(Data records)
----------------
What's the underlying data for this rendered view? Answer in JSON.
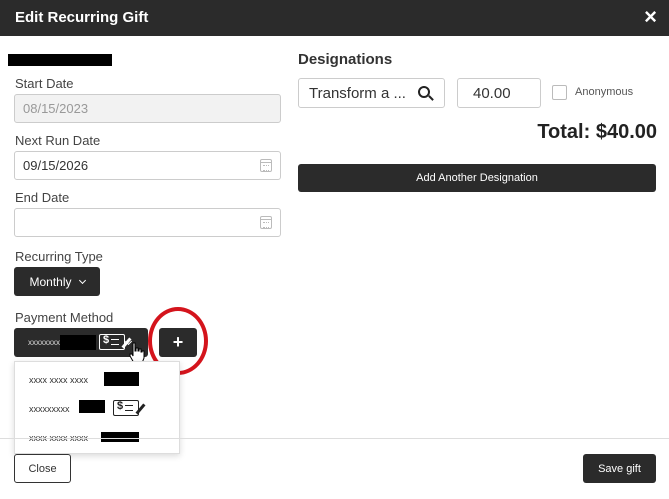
{
  "modal": {
    "title": "Edit Recurring Gift",
    "close_symbol": "×"
  },
  "form": {
    "start_date_label": "Start Date",
    "start_date_value": "08/15/2023",
    "next_run_label": "Next Run Date",
    "next_run_value": "09/15/2026",
    "end_date_label": "End Date",
    "end_date_value": "",
    "recurring_type_label": "Recurring Type",
    "recurring_type_value": "Monthly",
    "payment_method_label": "Payment Method",
    "payment_method_value": "xxxxxxxx",
    "add_payment_symbol": "+"
  },
  "payment_options": [
    {
      "text": "xxxx xxxx xxxx",
      "icon": "check-icon-none"
    },
    {
      "text": "xxxxxxxxx",
      "icon": "check-icon"
    },
    {
      "text": "xxxx xxxx xxxx",
      "icon": "check-icon-none"
    }
  ],
  "designations": {
    "heading": "Designations",
    "search_value": "Transform a ...",
    "amount_value": "40.00",
    "anonymous_label": "Anonymous",
    "total_text": "Total: $40.00",
    "add_button_label": "Add Another Designation"
  },
  "footer": {
    "close_label": "Close",
    "save_label": "Save gift"
  },
  "colors": {
    "header_bg": "#2b2b2b",
    "annotation_circle": "#d4141c"
  }
}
----------------
Write out the entries again, exactly as given, skipping any images.

What's the underlying data for this rendered view? Answer in JSON.
{
  "modal": {
    "title": "Edit Recurring Gift",
    "close_symbol": "×"
  },
  "form": {
    "start_date_label": "Start Date",
    "start_date_value": "08/15/2023",
    "next_run_label": "Next Run Date",
    "next_run_value": "09/15/2026",
    "end_date_label": "End Date",
    "end_date_value": "",
    "recurring_type_label": "Recurring Type",
    "recurring_type_value": "Monthly",
    "payment_method_label": "Payment Method",
    "payment_method_value": "xxxxxxxx",
    "add_payment_symbol": "+"
  },
  "payment_options": [
    {
      "text": "xxxx xxxx xxxx",
      "icon": "check-icon-none"
    },
    {
      "text": "xxxxxxxxx",
      "icon": "check-icon"
    },
    {
      "text": "xxxx xxxx xxxx",
      "icon": "check-icon-none"
    }
  ],
  "designations": {
    "heading": "Designations",
    "search_value": "Transform a ...",
    "amount_value": "40.00",
    "anonymous_label": "Anonymous",
    "total_text": "Total: $40.00",
    "add_button_label": "Add Another Designation"
  },
  "footer": {
    "close_label": "Close",
    "save_label": "Save gift"
  },
  "colors": {
    "header_bg": "#2b2b2b",
    "annotation_circle": "#d4141c"
  }
}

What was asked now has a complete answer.